▶ [Given exercise]:
Look through the data for the string "this". Copy every line where it is found.

▶ [Items]:
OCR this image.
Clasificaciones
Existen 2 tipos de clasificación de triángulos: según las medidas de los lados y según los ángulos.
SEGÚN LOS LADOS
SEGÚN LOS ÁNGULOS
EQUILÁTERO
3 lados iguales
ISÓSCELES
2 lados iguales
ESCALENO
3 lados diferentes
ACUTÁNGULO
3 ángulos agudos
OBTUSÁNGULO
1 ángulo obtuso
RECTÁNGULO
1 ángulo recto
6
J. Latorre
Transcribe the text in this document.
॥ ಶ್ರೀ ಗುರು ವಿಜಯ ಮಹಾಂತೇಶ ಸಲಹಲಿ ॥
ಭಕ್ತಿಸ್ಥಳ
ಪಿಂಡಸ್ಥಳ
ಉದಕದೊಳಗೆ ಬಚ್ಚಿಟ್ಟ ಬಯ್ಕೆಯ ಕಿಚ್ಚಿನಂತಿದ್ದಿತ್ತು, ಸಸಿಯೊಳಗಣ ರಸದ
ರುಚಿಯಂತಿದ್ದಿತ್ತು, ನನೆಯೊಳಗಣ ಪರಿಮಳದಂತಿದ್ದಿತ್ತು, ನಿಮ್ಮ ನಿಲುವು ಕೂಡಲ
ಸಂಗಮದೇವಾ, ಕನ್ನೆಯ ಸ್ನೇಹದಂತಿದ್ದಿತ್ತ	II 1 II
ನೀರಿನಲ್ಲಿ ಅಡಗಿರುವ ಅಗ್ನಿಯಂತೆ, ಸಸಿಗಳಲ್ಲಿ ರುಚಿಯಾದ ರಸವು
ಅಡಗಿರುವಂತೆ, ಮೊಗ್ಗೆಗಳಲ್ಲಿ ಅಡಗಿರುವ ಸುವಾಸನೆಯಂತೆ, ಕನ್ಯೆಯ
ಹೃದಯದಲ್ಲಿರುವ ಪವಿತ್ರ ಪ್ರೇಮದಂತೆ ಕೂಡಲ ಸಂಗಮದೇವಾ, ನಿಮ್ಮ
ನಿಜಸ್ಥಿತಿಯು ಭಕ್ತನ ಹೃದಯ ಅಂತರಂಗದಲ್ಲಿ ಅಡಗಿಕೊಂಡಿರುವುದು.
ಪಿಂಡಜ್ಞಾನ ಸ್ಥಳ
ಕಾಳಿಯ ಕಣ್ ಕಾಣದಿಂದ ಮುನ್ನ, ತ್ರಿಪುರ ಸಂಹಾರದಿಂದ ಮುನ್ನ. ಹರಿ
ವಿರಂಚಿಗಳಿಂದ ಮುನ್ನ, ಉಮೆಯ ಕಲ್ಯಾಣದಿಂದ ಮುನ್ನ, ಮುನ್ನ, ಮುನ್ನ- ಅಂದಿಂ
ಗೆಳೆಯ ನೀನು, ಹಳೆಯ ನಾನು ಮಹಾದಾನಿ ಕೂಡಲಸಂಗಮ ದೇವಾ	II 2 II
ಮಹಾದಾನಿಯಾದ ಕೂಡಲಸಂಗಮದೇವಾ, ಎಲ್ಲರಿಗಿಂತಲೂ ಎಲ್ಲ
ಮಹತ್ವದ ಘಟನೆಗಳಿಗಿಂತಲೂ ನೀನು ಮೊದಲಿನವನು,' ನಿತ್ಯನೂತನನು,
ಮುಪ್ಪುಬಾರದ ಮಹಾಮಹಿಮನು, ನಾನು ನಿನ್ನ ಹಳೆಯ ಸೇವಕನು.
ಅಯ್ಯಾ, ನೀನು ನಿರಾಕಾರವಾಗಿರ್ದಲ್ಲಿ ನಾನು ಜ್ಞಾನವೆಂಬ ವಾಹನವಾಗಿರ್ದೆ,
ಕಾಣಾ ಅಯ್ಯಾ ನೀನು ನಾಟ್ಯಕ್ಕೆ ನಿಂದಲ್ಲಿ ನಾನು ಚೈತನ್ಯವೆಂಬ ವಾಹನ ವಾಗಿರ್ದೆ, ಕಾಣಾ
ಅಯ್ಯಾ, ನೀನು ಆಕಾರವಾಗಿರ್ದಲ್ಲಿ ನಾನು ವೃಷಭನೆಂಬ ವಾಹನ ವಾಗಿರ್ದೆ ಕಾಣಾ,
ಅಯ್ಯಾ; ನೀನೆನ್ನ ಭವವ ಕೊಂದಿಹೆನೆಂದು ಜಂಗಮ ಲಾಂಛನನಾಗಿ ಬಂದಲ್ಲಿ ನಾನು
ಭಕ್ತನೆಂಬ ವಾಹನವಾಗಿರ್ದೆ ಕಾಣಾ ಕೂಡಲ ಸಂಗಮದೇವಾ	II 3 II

▶ [Full answer]:
OCR this image.
Transcribe the text in this document.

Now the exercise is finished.